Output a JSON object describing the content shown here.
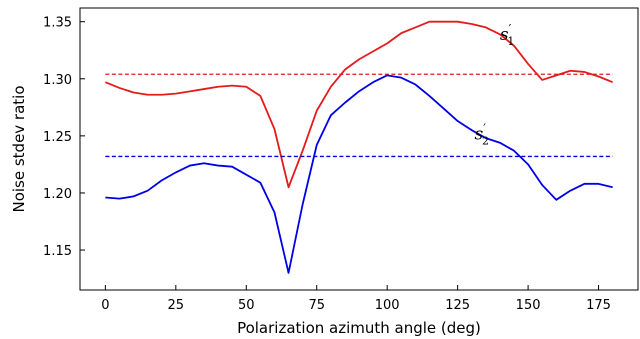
{
  "chart_data": {
    "type": "line",
    "xlabel": "Polarization azimuth angle (deg)",
    "ylabel": "Noise stdev ratio",
    "xlim": [
      -9,
      189
    ],
    "ylim": [
      1.115,
      1.362
    ],
    "xticks": [
      0,
      25,
      50,
      75,
      100,
      125,
      150,
      175
    ],
    "yticks": [
      1.15,
      1.2,
      1.25,
      1.3,
      1.35
    ],
    "ytick_labels": [
      "1.15",
      "1.20",
      "1.25",
      "1.30",
      "1.35"
    ],
    "grid": false,
    "series": [
      {
        "name": "s'1",
        "label_main": "s",
        "label_prime": "′",
        "label_sub": "1",
        "color": "#e41a1c",
        "x": [
          0,
          5,
          10,
          15,
          20,
          25,
          30,
          35,
          40,
          45,
          50,
          55,
          60,
          65,
          70,
          75,
          80,
          85,
          90,
          95,
          100,
          105,
          110,
          115,
          120,
          125,
          130,
          135,
          140,
          145,
          150,
          155,
          160,
          165,
          170,
          175,
          180
        ],
        "y": [
          1.297,
          1.292,
          1.288,
          1.286,
          1.286,
          1.287,
          1.289,
          1.291,
          1.293,
          1.294,
          1.293,
          1.285,
          1.256,
          1.205,
          1.237,
          1.272,
          1.293,
          1.308,
          1.317,
          1.324,
          1.331,
          1.34,
          1.345,
          1.35,
          1.35,
          1.35,
          1.348,
          1.345,
          1.339,
          1.329,
          1.313,
          1.299,
          1.303,
          1.307,
          1.306,
          1.302,
          1.297
        ],
        "mean": 1.304
      },
      {
        "name": "s'2",
        "label_main": "s",
        "label_prime": "′",
        "label_sub": "2",
        "color": "#0000e6",
        "x": [
          0,
          5,
          10,
          15,
          20,
          25,
          30,
          35,
          40,
          45,
          50,
          55,
          60,
          65,
          70,
          75,
          80,
          85,
          90,
          95,
          100,
          105,
          110,
          115,
          120,
          125,
          130,
          135,
          140,
          145,
          150,
          155,
          160,
          165,
          170,
          175,
          180
        ],
        "y": [
          1.196,
          1.195,
          1.197,
          1.202,
          1.211,
          1.218,
          1.224,
          1.226,
          1.224,
          1.223,
          1.216,
          1.209,
          1.183,
          1.13,
          1.19,
          1.242,
          1.268,
          1.279,
          1.289,
          1.297,
          1.303,
          1.301,
          1.295,
          1.285,
          1.274,
          1.263,
          1.255,
          1.248,
          1.244,
          1.237,
          1.225,
          1.207,
          1.194,
          1.202,
          1.208,
          1.208,
          1.205
        ],
        "mean": 1.232
      }
    ]
  }
}
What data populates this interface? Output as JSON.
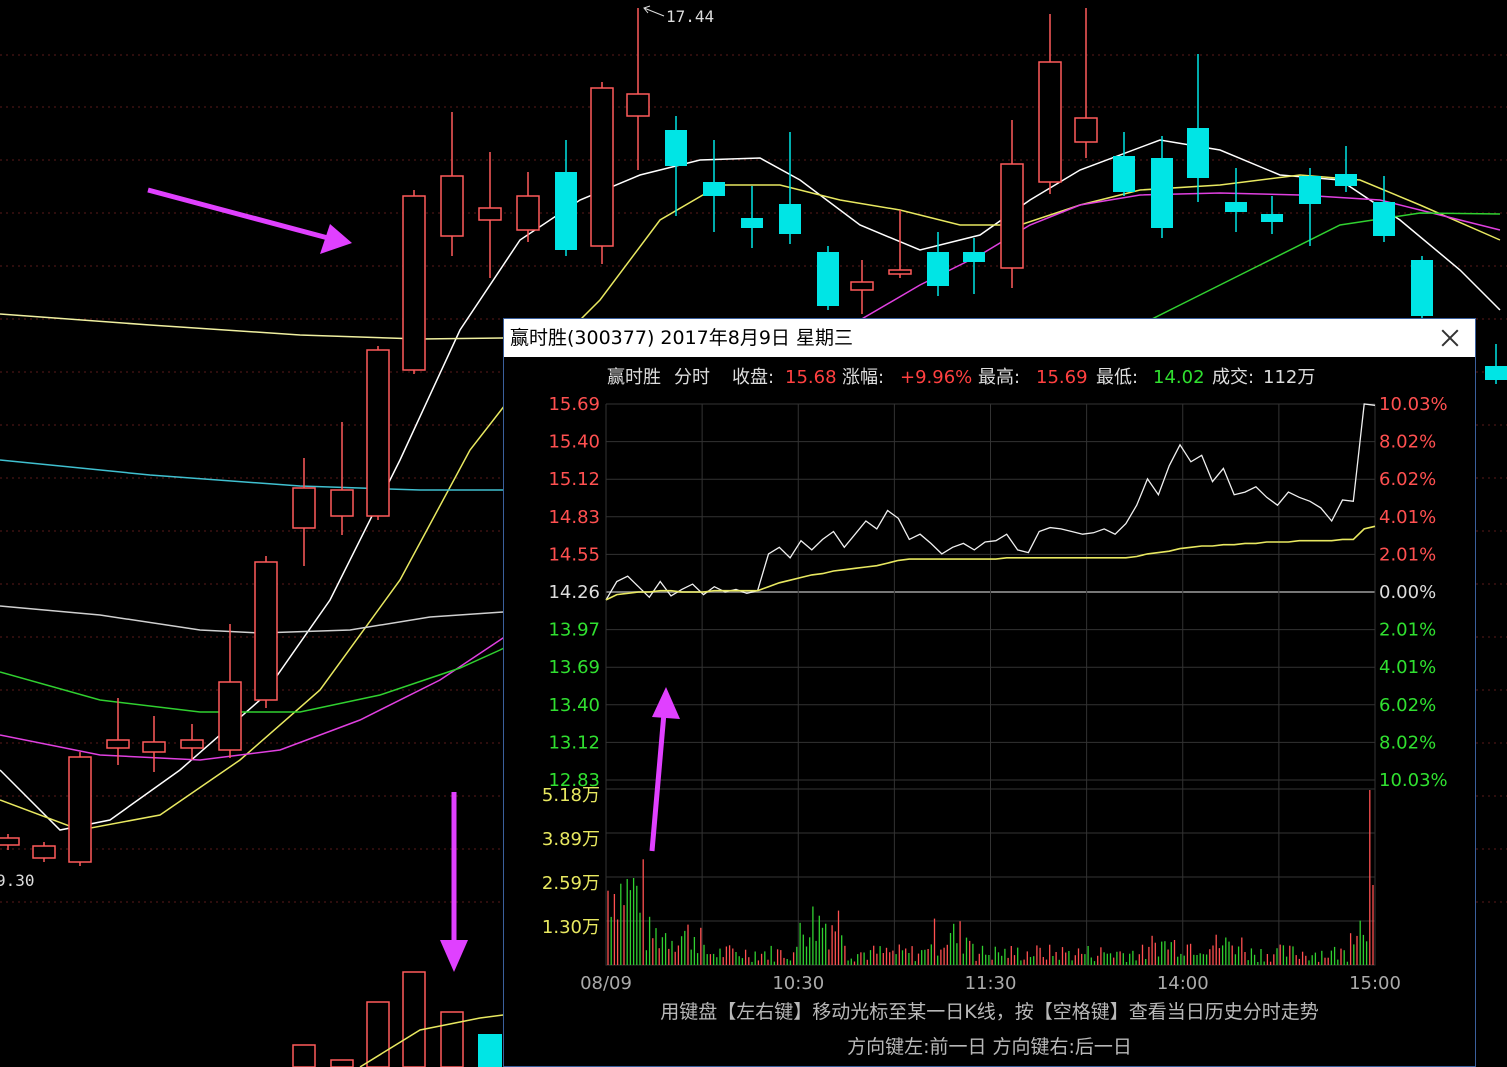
{
  "kline": {
    "labels": {
      "high": "17.44",
      "low": "9.30"
    }
  },
  "popup": {
    "title": "赢时胜(300377) 2017年8月9日 星期三",
    "hint1": "用键盘【左右键】移动光标至某一日K线，按【空格键】查看当日历史分时走势",
    "hint2": "方向键左:前一日    方向键右:后一日"
  },
  "chart_data": {
    "type": "line",
    "title": "",
    "info": {
      "name": "赢时胜",
      "mode": "分时",
      "close_label": "收盘:",
      "close": "15.68",
      "change_label": "涨幅:",
      "change": "+9.96%",
      "high_label": "最高:",
      "high": "15.69",
      "low_label": "最低:",
      "low": "14.02",
      "volume_label": "成交:",
      "volume": "112万"
    },
    "price_ticks": [
      "15.69",
      "15.40",
      "15.12",
      "14.83",
      "14.55",
      "14.26",
      "13.97",
      "13.69",
      "13.40",
      "13.12",
      "12.83"
    ],
    "pct_ticks": [
      "10.03%",
      "8.02%",
      "6.02%",
      "4.01%",
      "2.01%",
      "0.00%",
      "2.01%",
      "4.01%",
      "6.02%",
      "8.02%",
      "10.03%"
    ],
    "volume_ticks": [
      "5.18万",
      "3.89万",
      "2.59万",
      "1.30万"
    ],
    "time_ticks": [
      "08/09",
      "10:30",
      "11:30",
      "14:00",
      "15:00"
    ],
    "ylim": [
      12.83,
      15.69
    ],
    "prev_close": 14.26,
    "series": [
      {
        "values": [
          14.2,
          14.34,
          14.38,
          14.3,
          14.22,
          14.34,
          14.23,
          14.28,
          14.32,
          14.24,
          14.3,
          14.26,
          14.28,
          14.25,
          14.27,
          14.55,
          14.6,
          14.52,
          14.65,
          14.58,
          14.66,
          14.72,
          14.6,
          14.7,
          14.8,
          14.74,
          14.88,
          14.82,
          14.66,
          14.7,
          14.63,
          14.55,
          14.6,
          14.63,
          14.58,
          14.64,
          14.65,
          14.7,
          14.58,
          14.56,
          14.72,
          14.75,
          14.74,
          14.72,
          14.7,
          14.71,
          14.74,
          14.7,
          14.78,
          14.92,
          15.12,
          15.0,
          15.22,
          15.38,
          15.25,
          15.3,
          15.1,
          15.2,
          15.0,
          15.02,
          15.06,
          14.98,
          14.92,
          15.02,
          14.98,
          14.95,
          14.9,
          14.8,
          14.96,
          14.95,
          15.69,
          15.68
        ]
      },
      {
        "values": [
          14.2,
          14.24,
          14.25,
          14.26,
          14.26,
          14.27,
          14.27,
          14.26,
          14.26,
          14.26,
          14.27,
          14.27,
          14.27,
          14.27,
          14.27,
          14.3,
          14.33,
          14.35,
          14.37,
          14.39,
          14.4,
          14.42,
          14.43,
          14.44,
          14.45,
          14.46,
          14.48,
          14.5,
          14.51,
          14.51,
          14.51,
          14.51,
          14.51,
          14.51,
          14.51,
          14.51,
          14.51,
          14.52,
          14.52,
          14.52,
          14.52,
          14.52,
          14.52,
          14.52,
          14.52,
          14.52,
          14.52,
          14.52,
          14.52,
          14.53,
          14.55,
          14.56,
          14.57,
          14.59,
          14.6,
          14.61,
          14.61,
          14.62,
          14.62,
          14.63,
          14.63,
          14.64,
          14.64,
          14.64,
          14.65,
          14.65,
          14.65,
          14.65,
          14.66,
          14.66,
          14.74,
          14.76
        ]
      }
    ]
  }
}
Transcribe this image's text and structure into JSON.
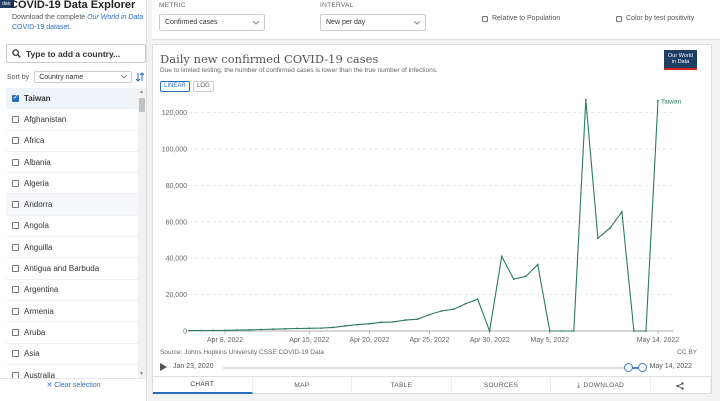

§ Task to complete:
Leave out the pictures and give the listing above again exactly.

§ Problem solution:
Output a JSON object describing the content shown here.
{
  "chart_data": {
    "type": "line",
    "xlabel": "Polarization azimuth angle (deg)",
    "ylabel": "Noise stdev ratio",
    "xlim": [
      -9,
      189
    ],
    "ylim": [
      1.115,
      1.362
    ],
    "xticks": [
      0,
      25,
      50,
      75,
      100,
      125,
      150,
      175
    ],
    "yticks": [
      1.15,
      1.2,
      1.25,
      1.3,
      1.35
    ],
    "ytick_labels": [
      "1.15",
      "1.20",
      "1.25",
      "1.30",
      "1.35"
    ],
    "grid": false,
    "series": [
      {
        "name": "s'1",
        "label_main": "s",
        "label_prime": "′",
        "label_sub": "1",
        "color": "#e41a1c",
        "x": [
          0,
          5,
          10,
          15,
          20,
          25,
          30,
          35,
          40,
          45,
          50,
          55,
          60,
          65,
          70,
          75,
          80,
          85,
          90,
          95,
          100,
          105,
          110,
          115,
          120,
          125,
          130,
          135,
          140,
          145,
          150,
          155,
          160,
          165,
          170,
          175,
          180
        ],
        "y": [
          1.297,
          1.292,
          1.288,
          1.286,
          1.286,
          1.287,
          1.289,
          1.291,
          1.293,
          1.294,
          1.293,
          1.285,
          1.256,
          1.205,
          1.237,
          1.272,
          1.293,
          1.308,
          1.317,
          1.324,
          1.331,
          1.34,
          1.345,
          1.35,
          1.35,
          1.35,
          1.348,
          1.345,
          1.339,
          1.329,
          1.313,
          1.299,
          1.303,
          1.307,
          1.306,
          1.302,
          1.297
        ],
        "mean": 1.304
      },
      {
        "name": "s'2",
        "label_main": "s",
        "label_prime": "′",
        "label_sub": "2",
        "color": "#0000e6",
        "x": [
          0,
          5,
          10,
          15,
          20,
          25,
          30,
          35,
          40,
          45,
          50,
          55,
          60,
          65,
          70,
          75,
          80,
          85,
          90,
          95,
          100,
          105,
          110,
          115,
          120,
          125,
          130,
          135,
          140,
          145,
          150,
          155,
          160,
          165,
          170,
          175,
          180
        ],
        "y": [
          1.196,
          1.195,
          1.197,
          1.202,
          1.211,
          1.218,
          1.224,
          1.226,
          1.224,
          1.223,
          1.216,
          1.209,
          1.183,
          1.13,
          1.19,
          1.242,
          1.268,
          1.279,
          1.289,
          1.297,
          1.303,
          1.301,
          1.295,
          1.285,
          1.274,
          1.263,
          1.255,
          1.248,
          1.244,
          1.237,
          1.225,
          1.207,
          1.194,
          1.202,
          1.208,
          1.208,
          1.205
        ],
        "mean": 1.232
      }
    ]
  }
}
What data populates this interface? Output as JSON.
{
  "kline": {
    "labels": {
      "high": "17.44",
      "low": "9.30"
    }
  },
  "popup": {
    "title": "赢时胜(300377) 2017年8月9日 星期三",
    "hint1": "用键盘【左右键】移动光标至某一日K线，按【空格键】查看当日历史分时走势",
    "hint2": "方向键左:前一日    方向键右:后一日"
  },
  "chart_data": {
    "type": "line",
    "title": "",
    "info": {
      "name": "赢时胜",
      "mode": "分时",
      "close_label": "收盘:",
      "close": "15.68",
      "change_label": "涨幅:",
      "change": "+9.96%",
      "high_label": "最高:",
      "high": "15.69",
      "low_label": "最低:",
      "low": "14.02",
      "volume_label": "成交:",
      "volume": "112万"
    },
    "price_ticks": [
      "15.69",
      "15.40",
      "15.12",
      "14.83",
      "14.55",
      "14.26",
      "13.97",
      "13.69",
      "13.40",
      "13.12",
      "12.83"
    ],
    "pct_ticks": [
      "10.03%",
      "8.02%",
      "6.02%",
      "4.01%",
      "2.01%",
      "0.00%",
      "2.01%",
      "4.01%",
      "6.02%",
      "8.02%",
      "10.03%"
    ],
    "volume_ticks": [
      "5.18万",
      "3.89万",
      "2.59万",
      "1.30万"
    ],
    "time_ticks": [
      "08/09",
      "10:30",
      "11:30",
      "14:00",
      "15:00"
    ],
    "ylim": [
      12.83,
      15.69
    ],
    "prev_close": 14.26,
    "series": [
      {
        "values": [
          14.2,
          14.34,
          14.38,
          14.3,
          14.22,
          14.34,
          14.23,
          14.28,
          14.32,
          14.24,
          14.3,
          14.26,
          14.28,
          14.25,
          14.27,
          14.55,
          14.6,
          14.52,
          14.65,
          14.58,
          14.66,
          14.72,
          14.6,
          14.7,
          14.8,
          14.74,
          14.88,
          14.82,
          14.66,
          14.7,
          14.63,
          14.55,
          14.6,
          14.63,
          14.58,
          14.64,
          14.65,
          14.7,
          14.58,
          14.56,
          14.72,
          14.75,
          14.74,
          14.72,
          14.7,
          14.71,
          14.74,
          14.7,
          14.78,
          14.92,
          15.12,
          15.0,
          15.22,
          15.38,
          15.25,
          15.3,
          15.1,
          15.2,
          15.0,
          15.02,
          15.06,
          14.98,
          14.92,
          15.02,
          14.98,
          14.95,
          14.9,
          14.8,
          14.96,
          14.95,
          15.69,
          15.68
        ]
      },
      {
        "values": [
          14.2,
          14.24,
          14.25,
          14.26,
          14.26,
          14.27,
          14.27,
          14.26,
          14.26,
          14.26,
          14.27,
          14.27,
          14.27,
          14.27,
          14.27,
          14.3,
          14.33,
          14.35,
          14.37,
          14.39,
          14.4,
          14.42,
          14.43,
          14.44,
          14.45,
          14.46,
          14.48,
          14.5,
          14.51,
          14.51,
          14.51,
          14.51,
          14.51,
          14.51,
          14.51,
          14.51,
          14.51,
          14.52,
          14.52,
          14.52,
          14.52,
          14.52,
          14.52,
          14.52,
          14.52,
          14.52,
          14.52,
          14.52,
          14.52,
          14.53,
          14.55,
          14.56,
          14.57,
          14.59,
          14.6,
          14.61,
          14.61,
          14.62,
          14.62,
          14.63,
          14.63,
          14.64,
          14.64,
          14.64,
          14.65,
          14.65,
          14.65,
          14.65,
          14.66,
          14.66,
          14.74,
          14.76
        ]
      }
    ]
  }
}
Transcribe this image's text and structure into JSON.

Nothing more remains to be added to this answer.